**Task details**
Locate every line in the records below that holds the word "icon" and return each one.

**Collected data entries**
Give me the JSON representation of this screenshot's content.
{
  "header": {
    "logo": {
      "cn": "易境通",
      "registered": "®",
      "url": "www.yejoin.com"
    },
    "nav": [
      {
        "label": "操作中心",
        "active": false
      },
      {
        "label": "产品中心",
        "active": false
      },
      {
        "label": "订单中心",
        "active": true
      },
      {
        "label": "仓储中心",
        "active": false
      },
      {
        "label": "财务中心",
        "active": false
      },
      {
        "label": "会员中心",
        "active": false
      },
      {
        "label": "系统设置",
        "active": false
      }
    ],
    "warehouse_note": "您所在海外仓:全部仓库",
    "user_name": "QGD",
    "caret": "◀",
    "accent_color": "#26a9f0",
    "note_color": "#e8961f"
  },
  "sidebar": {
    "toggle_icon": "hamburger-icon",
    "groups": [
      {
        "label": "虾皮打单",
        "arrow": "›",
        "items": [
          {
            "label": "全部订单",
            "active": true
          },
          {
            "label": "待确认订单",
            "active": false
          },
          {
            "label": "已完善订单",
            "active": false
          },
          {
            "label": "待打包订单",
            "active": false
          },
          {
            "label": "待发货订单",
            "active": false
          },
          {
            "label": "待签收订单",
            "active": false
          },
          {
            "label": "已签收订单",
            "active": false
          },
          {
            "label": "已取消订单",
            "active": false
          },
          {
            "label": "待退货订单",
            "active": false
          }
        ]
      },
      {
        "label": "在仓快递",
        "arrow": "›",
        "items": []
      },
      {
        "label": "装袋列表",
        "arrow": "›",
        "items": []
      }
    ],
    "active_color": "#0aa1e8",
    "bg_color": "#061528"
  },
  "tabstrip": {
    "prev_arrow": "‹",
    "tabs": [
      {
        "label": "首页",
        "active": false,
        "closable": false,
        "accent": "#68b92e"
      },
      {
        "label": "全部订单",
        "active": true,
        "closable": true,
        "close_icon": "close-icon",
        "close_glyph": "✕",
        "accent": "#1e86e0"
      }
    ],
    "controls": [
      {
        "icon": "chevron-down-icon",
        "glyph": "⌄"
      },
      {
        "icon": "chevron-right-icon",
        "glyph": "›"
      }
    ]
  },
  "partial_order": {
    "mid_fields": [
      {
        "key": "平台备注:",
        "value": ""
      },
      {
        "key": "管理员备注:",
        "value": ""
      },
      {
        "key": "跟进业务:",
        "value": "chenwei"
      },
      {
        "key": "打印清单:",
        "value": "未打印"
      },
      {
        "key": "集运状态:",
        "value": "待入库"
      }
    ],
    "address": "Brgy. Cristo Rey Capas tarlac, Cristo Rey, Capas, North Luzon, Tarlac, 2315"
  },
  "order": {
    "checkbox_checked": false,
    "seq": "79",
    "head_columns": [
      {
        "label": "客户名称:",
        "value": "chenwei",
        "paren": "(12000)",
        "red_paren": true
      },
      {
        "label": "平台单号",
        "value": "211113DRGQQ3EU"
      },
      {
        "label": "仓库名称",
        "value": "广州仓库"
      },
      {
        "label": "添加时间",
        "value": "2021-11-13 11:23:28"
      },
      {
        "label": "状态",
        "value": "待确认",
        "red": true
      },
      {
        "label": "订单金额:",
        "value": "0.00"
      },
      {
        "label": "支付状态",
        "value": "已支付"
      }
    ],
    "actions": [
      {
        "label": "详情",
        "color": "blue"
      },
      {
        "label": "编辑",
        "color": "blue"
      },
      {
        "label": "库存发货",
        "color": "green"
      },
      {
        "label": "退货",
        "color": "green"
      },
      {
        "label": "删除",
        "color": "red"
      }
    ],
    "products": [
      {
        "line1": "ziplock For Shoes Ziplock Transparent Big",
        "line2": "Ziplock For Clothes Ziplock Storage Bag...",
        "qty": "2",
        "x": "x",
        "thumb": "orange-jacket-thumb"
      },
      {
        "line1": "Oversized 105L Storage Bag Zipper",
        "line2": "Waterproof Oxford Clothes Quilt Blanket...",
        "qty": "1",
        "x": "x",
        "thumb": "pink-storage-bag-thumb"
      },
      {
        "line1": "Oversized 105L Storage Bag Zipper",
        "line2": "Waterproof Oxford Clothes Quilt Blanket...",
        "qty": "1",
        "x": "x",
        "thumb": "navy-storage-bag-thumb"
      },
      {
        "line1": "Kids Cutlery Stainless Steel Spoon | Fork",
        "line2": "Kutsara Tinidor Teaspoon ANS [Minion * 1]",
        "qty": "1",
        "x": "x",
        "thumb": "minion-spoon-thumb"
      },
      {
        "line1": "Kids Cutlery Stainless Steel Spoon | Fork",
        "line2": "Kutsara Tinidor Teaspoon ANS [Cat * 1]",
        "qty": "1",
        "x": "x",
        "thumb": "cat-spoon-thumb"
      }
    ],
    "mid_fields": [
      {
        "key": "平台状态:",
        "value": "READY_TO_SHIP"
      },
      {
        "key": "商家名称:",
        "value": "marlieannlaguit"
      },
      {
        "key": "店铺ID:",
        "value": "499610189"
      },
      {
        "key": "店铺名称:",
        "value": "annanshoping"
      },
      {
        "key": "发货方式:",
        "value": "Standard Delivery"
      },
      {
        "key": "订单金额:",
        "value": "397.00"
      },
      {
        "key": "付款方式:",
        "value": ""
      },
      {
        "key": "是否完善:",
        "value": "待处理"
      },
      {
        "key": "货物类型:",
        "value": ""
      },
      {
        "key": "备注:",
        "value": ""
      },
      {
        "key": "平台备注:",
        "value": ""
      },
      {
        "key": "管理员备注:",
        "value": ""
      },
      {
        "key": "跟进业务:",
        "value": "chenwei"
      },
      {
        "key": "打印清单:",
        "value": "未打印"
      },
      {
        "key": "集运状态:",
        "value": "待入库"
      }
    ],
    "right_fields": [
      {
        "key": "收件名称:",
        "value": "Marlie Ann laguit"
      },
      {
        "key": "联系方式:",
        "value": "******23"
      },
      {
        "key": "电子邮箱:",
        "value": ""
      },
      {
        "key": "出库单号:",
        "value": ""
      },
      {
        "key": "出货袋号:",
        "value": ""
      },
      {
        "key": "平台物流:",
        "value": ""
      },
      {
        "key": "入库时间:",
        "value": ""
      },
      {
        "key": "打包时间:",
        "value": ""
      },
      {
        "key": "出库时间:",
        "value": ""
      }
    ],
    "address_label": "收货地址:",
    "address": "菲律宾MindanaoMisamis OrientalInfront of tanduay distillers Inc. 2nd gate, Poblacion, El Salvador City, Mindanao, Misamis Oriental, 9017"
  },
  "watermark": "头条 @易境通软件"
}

**In response**
    "toggle_icon": "hamburger-icon",
        "close_icon": "close-icon",
        "icon": "chevron-down-icon",
        "icon": "chevron-right-icon",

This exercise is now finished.